◆ **The exercise**: Each line of the data that includes the string "screenshot" is to be copied out.

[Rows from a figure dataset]

— Begin —

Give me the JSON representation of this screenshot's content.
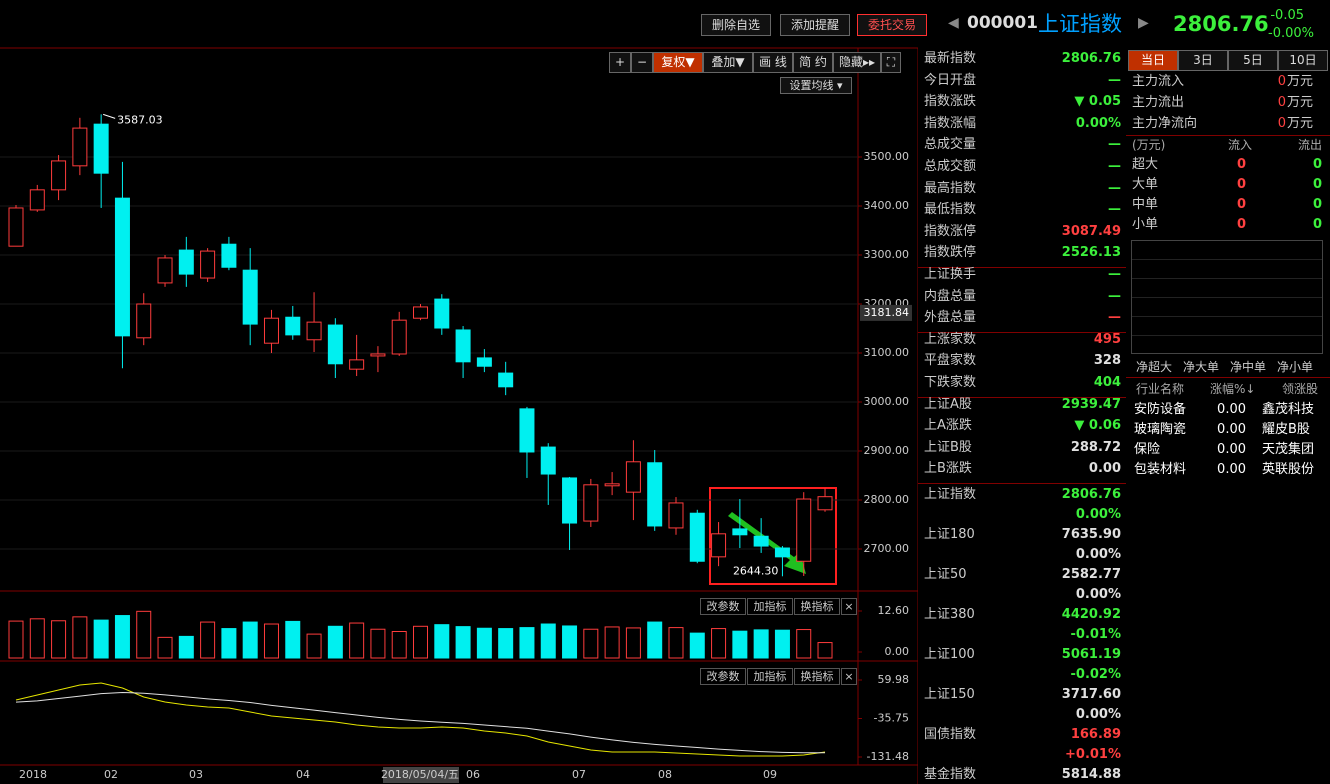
{
  "toolbar": {
    "buttons": [
      "删除自选",
      "添加提醒",
      "委托交易"
    ],
    "code": "000001",
    "name": "上证指数",
    "price": "2806.76",
    "change": "-0.05",
    "pct": "-0.00%"
  },
  "chart_toolbar": {
    "buttons": [
      "+",
      "−",
      "复权▼",
      "叠加▼",
      "画 线",
      "简 约",
      "隐藏▸▸"
    ],
    "ma_button": "设置均线 ▾"
  },
  "chart_data": {
    "type": "candlestick",
    "open": [
      3318,
      3392,
      3433,
      3482,
      3567,
      3416,
      3131,
      3243,
      3310,
      3253,
      3322,
      3269,
      3120,
      3173,
      3127,
      3157,
      3067,
      3094,
      3098,
      3171,
      3210,
      3147,
      3090,
      3059,
      2986,
      2908,
      2845,
      2757,
      2829,
      2816,
      2876,
      2743,
      2773,
      2684,
      2741,
      2726,
      2702,
      2675,
      2780
    ],
    "high": [
      3402,
      3443,
      3504,
      3580,
      3587.03,
      3490,
      3222,
      3300,
      3337,
      3314,
      3337,
      3314,
      3188,
      3196,
      3224,
      3171,
      3137,
      3114,
      3184,
      3200,
      3220,
      3155,
      3108,
      3082,
      2990,
      2916,
      2847,
      2843,
      2857,
      2922,
      2902,
      2806,
      2780,
      2755,
      2802,
      2763,
      2706,
      2816,
      2824
    ],
    "low": [
      3318,
      3388,
      3412,
      3463,
      3396,
      3069,
      3116,
      3235,
      3235,
      3245,
      3269,
      3116,
      3100,
      3127,
      3102,
      3049,
      3053,
      3061,
      3094,
      3167,
      3137,
      3049,
      3061,
      3014,
      2845,
      2790,
      2698,
      2745,
      2810,
      2759,
      2737,
      2729,
      2671,
      2665,
      2702,
      2692,
      2644.3,
      2645,
      2776
    ],
    "close": [
      3396,
      3433,
      3492,
      3559,
      3467,
      3135,
      3200,
      3294,
      3261,
      3308,
      3275,
      3159,
      3171,
      3137,
      3163,
      3078,
      3086,
      3098,
      3167,
      3194,
      3151,
      3082,
      3073,
      3031,
      2898,
      2853,
      2753,
      2831,
      2833,
      2878,
      2747,
      2794,
      2675,
      2731,
      2729,
      2706,
      2684,
      2802,
      2806.76
    ],
    "annotations": [
      "3587.03",
      "2644.30"
    ],
    "ylim": [
      2570,
      3690
    ],
    "yticks": [
      {
        "value": 3500,
        "label": "3500.00"
      },
      {
        "value": 3400,
        "label": "3400.00"
      },
      {
        "value": 3300,
        "label": "3300.00"
      },
      {
        "value": 3200,
        "label": "3200.00"
      },
      {
        "value": 3100,
        "label": "3100.00"
      },
      {
        "value": 3000,
        "label": "3000.00"
      },
      {
        "value": 2900,
        "label": "2900.00"
      },
      {
        "value": 2800,
        "label": "2800.00"
      },
      {
        "value": 2700,
        "label": "2700.00"
      }
    ],
    "crosshair": {
      "value": 3181.84,
      "label": "3181.84"
    },
    "x_labels": [
      "2018",
      "02",
      "03",
      "04",
      "2018/05/04/五",
      "06",
      "07",
      "08",
      "09"
    ],
    "up_color": "#ff3c3c",
    "down_color": "#00f0f0",
    "volume": [
      9.5,
      10.2,
      9.6,
      10.8,
      9.8,
      11.2,
      12.5,
      4.5,
      4.8,
      9.2,
      7.2,
      9.2,
      8.6,
      9.4,
      5.5,
      7.9,
      8.9,
      7.0,
      6.3,
      7.9,
      8.4,
      7.8,
      7.3,
      7.2,
      7.5,
      8.6,
      8.0,
      7.0,
      7.7,
      7.4,
      9.2,
      7.5,
      5.8,
      7.2,
      6.4,
      6.8,
      6.7,
      6.9,
      2.9
    ],
    "vol_ylim": [
      0,
      21.3
    ],
    "vol_yticks": [
      {
        "value": 12.6,
        "label": "12.60"
      },
      {
        "value": 0,
        "label": "0.00"
      }
    ],
    "dif": [
      10.3,
      22.7,
      35.1,
      47.5,
      52.5,
      40.1,
      17.7,
      5.3,
      -2.2,
      -7.1,
      -9.6,
      -19.6,
      -29.5,
      -34.5,
      -39.5,
      -44.4,
      -51.9,
      -56.9,
      -59.3,
      -59.3,
      -56.9,
      -59.3,
      -66.8,
      -71.8,
      -79.2,
      -94.2,
      -104.1,
      -114.0,
      -119.0,
      -119.0,
      -119.0,
      -121.5,
      -124.0,
      -126.5,
      -129.0,
      -129.0,
      -129.0,
      -126.5,
      -119.0
    ],
    "dea": [
      5,
      8,
      14,
      20,
      26,
      29,
      27,
      23,
      18,
      13,
      9,
      4,
      -3,
      -9,
      -15,
      -21,
      -27,
      -33,
      -38,
      -42,
      -45,
      -48,
      -52,
      -56,
      -60,
      -67,
      -74,
      -82,
      -89,
      -95,
      -100,
      -104,
      -108,
      -112,
      -115,
      -118,
      -120,
      -121,
      -121
    ],
    "macd_ylim": [
      -135,
      87
    ],
    "macd_yticks": [
      {
        "value": 59.98,
        "label": "59.98"
      },
      {
        "value": -35.75,
        "label": "-35.75"
      },
      {
        "value": -131.48,
        "label": "-131.48"
      }
    ],
    "panel_buttons": [
      "改参数",
      "加指标",
      "换指标",
      "×"
    ]
  },
  "quote": {
    "sections": [
      [
        [
          "最新指数",
          "2806.76",
          "#3cf03c"
        ],
        [
          "今日开盘",
          "—",
          "#3cf03c"
        ],
        [
          "指数涨跌",
          "▼ 0.05",
          "#3cf03c"
        ],
        [
          "指数涨幅",
          "0.00%",
          "#3cf03c"
        ],
        [
          "总成交量",
          "—",
          "#3cf03c"
        ],
        [
          "总成交额",
          "—",
          "#3cf03c"
        ],
        [
          "最高指数",
          "—",
          "#3cf03c"
        ],
        [
          "最低指数",
          "—",
          "#3cf03c"
        ],
        [
          "指数涨停",
          "3087.49",
          "#ff4040"
        ],
        [
          "指数跌停",
          "2526.13",
          "#3cf03c"
        ]
      ],
      [
        [
          "上证换手",
          "—",
          "#3cf03c"
        ],
        [
          "内盘总量",
          "—",
          "#3cf03c"
        ],
        [
          "外盘总量",
          "—",
          "#ff4040"
        ]
      ],
      [
        [
          "上涨家数",
          "495",
          "#ff4040"
        ],
        [
          "平盘家数",
          "328",
          "#e0e0e0"
        ],
        [
          "下跌家数",
          "404",
          "#3cf03c"
        ]
      ],
      [
        [
          "上证A股",
          "2939.47",
          "#3cf03c"
        ],
        [
          "上A涨跌",
          "▼ 0.06",
          "#3cf03c"
        ],
        [
          "上证B股",
          "288.72",
          "#e0e0e0"
        ],
        [
          "上B涨跌",
          "0.00",
          "#e0e0e0"
        ]
      ]
    ],
    "indices": [
      [
        "上证指数",
        "2806.76",
        "0.00%",
        "#3cf03c",
        "#3cf03c"
      ],
      [
        "上证180",
        "7635.90",
        "0.00%",
        "#e0e0e0",
        "#e0e0e0"
      ],
      [
        "上证50",
        "2582.77",
        "0.00%",
        "#e0e0e0",
        "#e0e0e0"
      ],
      [
        "上证380",
        "4420.92",
        "-0.01%",
        "#3cf03c",
        "#3cf03c"
      ],
      [
        "上证100",
        "5061.19",
        "-0.02%",
        "#3cf03c",
        "#3cf03c"
      ],
      [
        "上证150",
        "3717.60",
        "0.00%",
        "#e0e0e0",
        "#e0e0e0"
      ],
      [
        "国债指数",
        "166.89",
        "+0.01%",
        "#ff4040",
        "#ff4040"
      ],
      [
        "基金指数",
        "5814.88",
        "",
        "#e0e0e0",
        "#e0e0e0"
      ]
    ]
  },
  "flow": {
    "tabs": [
      "当日",
      "3日",
      "5日",
      "10日"
    ],
    "main": [
      [
        "主力流入",
        "0",
        "万元"
      ],
      [
        "主力流出",
        "0",
        "万元"
      ],
      [
        "主力净流向",
        "0",
        "万元"
      ]
    ],
    "header": [
      "(万元)",
      "流入",
      "流出"
    ],
    "rows": [
      [
        "超大",
        "0",
        "0"
      ],
      [
        "大单",
        "0",
        "0"
      ],
      [
        "中单",
        "0",
        "0"
      ],
      [
        "小单",
        "0",
        "0"
      ]
    ],
    "chart_labels": [
      "净超大",
      "净大单",
      "净中单",
      "净小单"
    ]
  },
  "industry": {
    "header": [
      "行业名称",
      "涨幅%↓",
      "领涨股"
    ],
    "rows": [
      [
        "安防设备",
        "0.00",
        "鑫茂科技"
      ],
      [
        "玻璃陶瓷",
        "0.00",
        "耀皮B股"
      ],
      [
        "保险",
        "0.00",
        "天茂集团"
      ],
      [
        "包装材料",
        "0.00",
        "英联股份"
      ]
    ]
  }
}
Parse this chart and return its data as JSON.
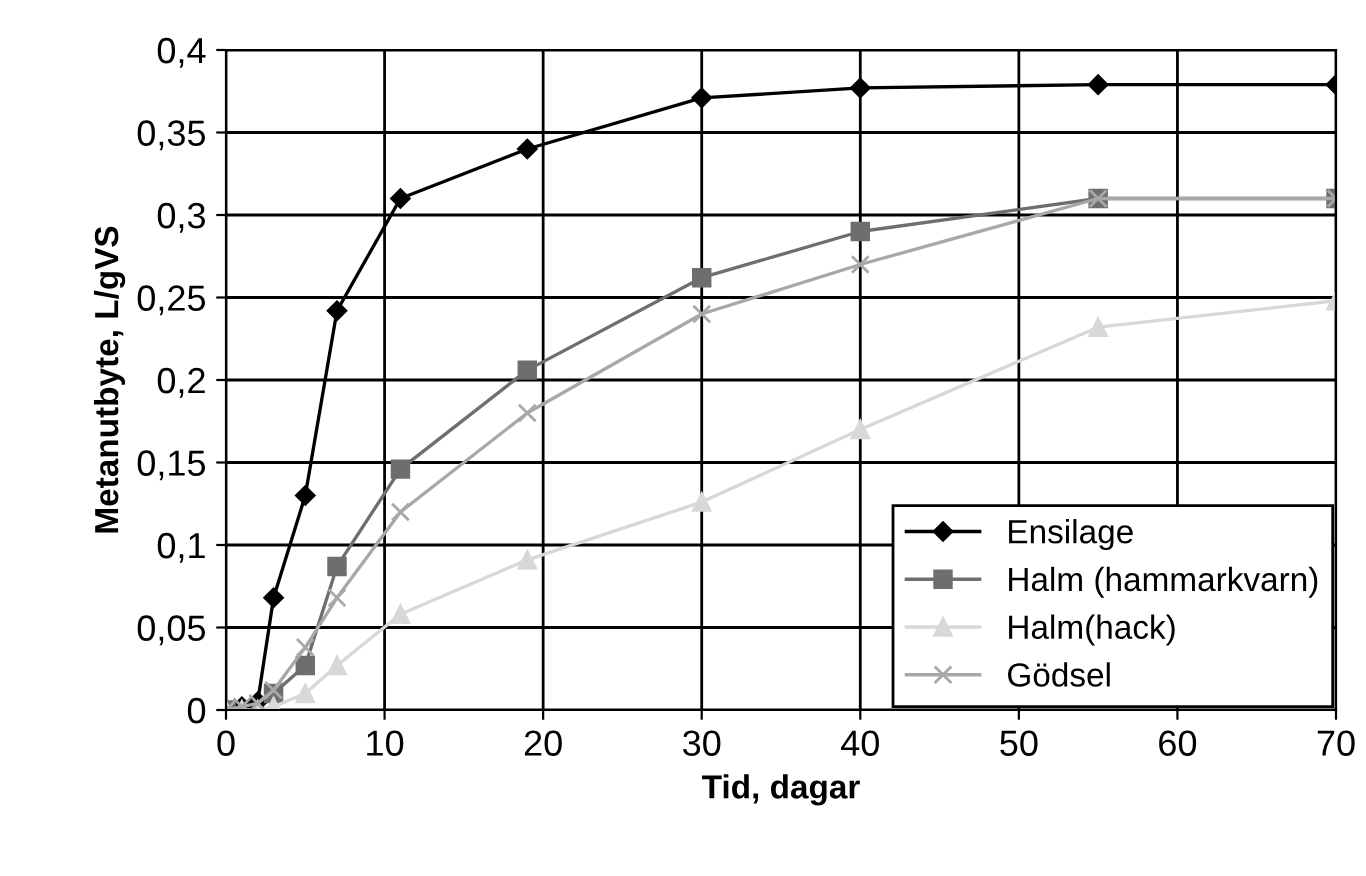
{
  "chart_data": {
    "type": "line",
    "xlabel": "Tid, dagar",
    "ylabel": "Metanutbyte, L/gVS",
    "x": [
      0,
      1,
      2,
      3,
      5,
      7,
      11,
      19,
      30,
      40,
      55,
      70
    ],
    "series": [
      {
        "name": "Ensilage",
        "color": "#000000",
        "marker": "diamond",
        "values": [
          0,
          0.002,
          0.005,
          0.068,
          0.13,
          0.242,
          0.31,
          0.34,
          0.371,
          0.377,
          0.379,
          0.379
        ]
      },
      {
        "name": "Halm (hammarkvarn)",
        "color": "#6e6e6e",
        "marker": "square",
        "values": [
          0,
          null,
          null,
          0.01,
          0.027,
          0.087,
          0.146,
          0.206,
          0.262,
          0.29,
          0.31,
          0.31
        ]
      },
      {
        "name": "Halm(hack)",
        "color": "#d8d8d8",
        "marker": "triangle",
        "values": [
          0,
          0,
          0,
          0.002,
          0.01,
          0.027,
          0.058,
          0.091,
          0.126,
          0.17,
          0.232,
          0.248
        ]
      },
      {
        "name": "Gödsel",
        "color": "#a8a8a8",
        "marker": "cross",
        "values": [
          0,
          0.002,
          0.004,
          0.012,
          0.038,
          0.068,
          0.12,
          0.18,
          0.24,
          0.27,
          0.31,
          0.31
        ]
      }
    ],
    "xlim": [
      0,
      70
    ],
    "xticks": [
      0,
      10,
      20,
      30,
      40,
      50,
      60,
      70
    ],
    "ylim": [
      0,
      0.4
    ],
    "yticks": [
      {
        "value": 0,
        "label": "0"
      },
      {
        "value": 0.05,
        "label": "0,05"
      },
      {
        "value": 0.1,
        "label": "0,1"
      },
      {
        "value": 0.15,
        "label": "0,15"
      },
      {
        "value": 0.2,
        "label": "0,2"
      },
      {
        "value": 0.25,
        "label": "0,25"
      },
      {
        "value": 0.3,
        "label": "0,3"
      },
      {
        "value": 0.35,
        "label": "0,35"
      },
      {
        "value": 0.4,
        "label": "0,4"
      }
    ],
    "grid": true,
    "legend": "bottom right",
    "line_style": "solid"
  }
}
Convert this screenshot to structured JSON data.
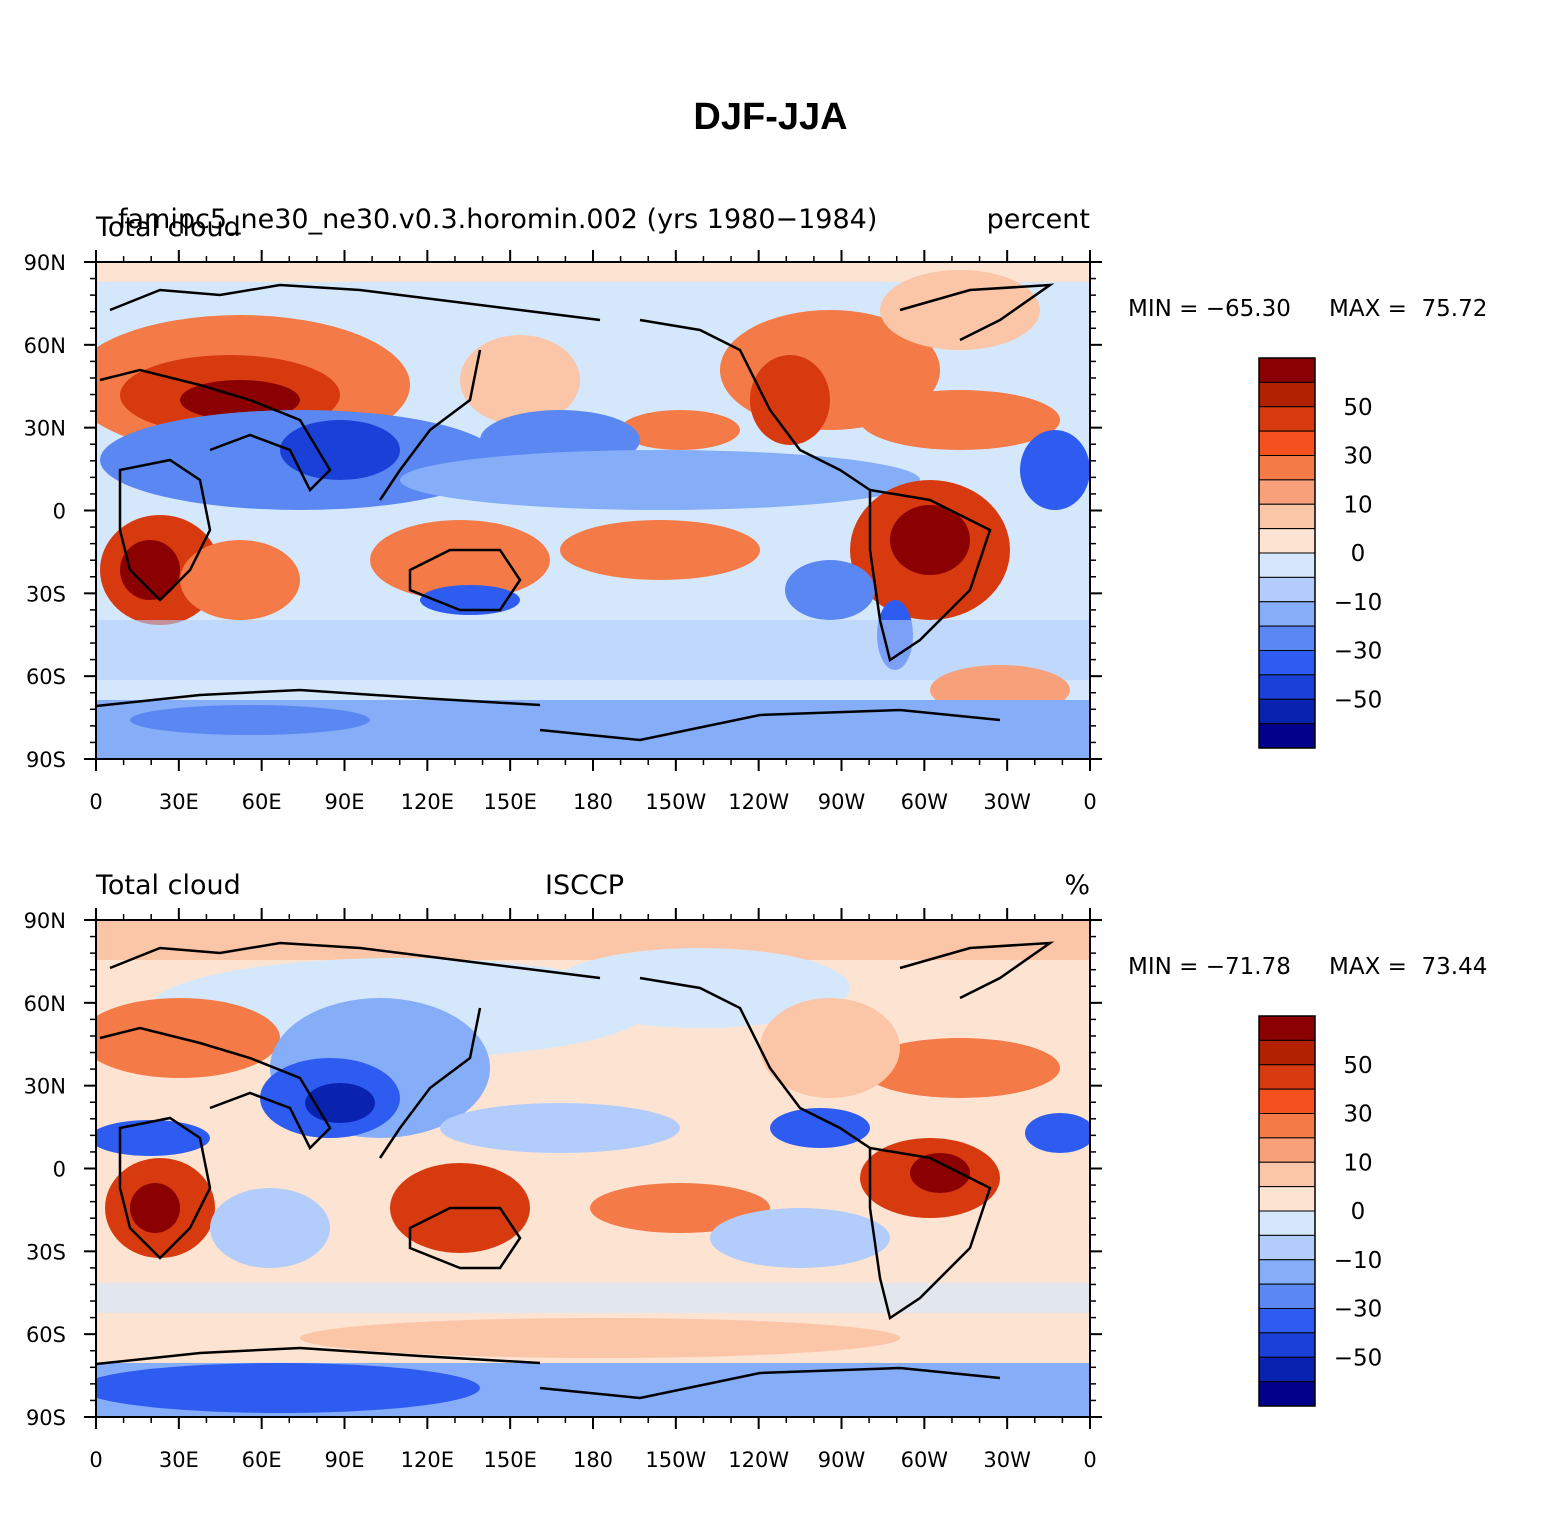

— End —

◆ **Exercise output**:
Give me the JSON representation of this screenshot's content.
Convert this screenshot to structured JSON data.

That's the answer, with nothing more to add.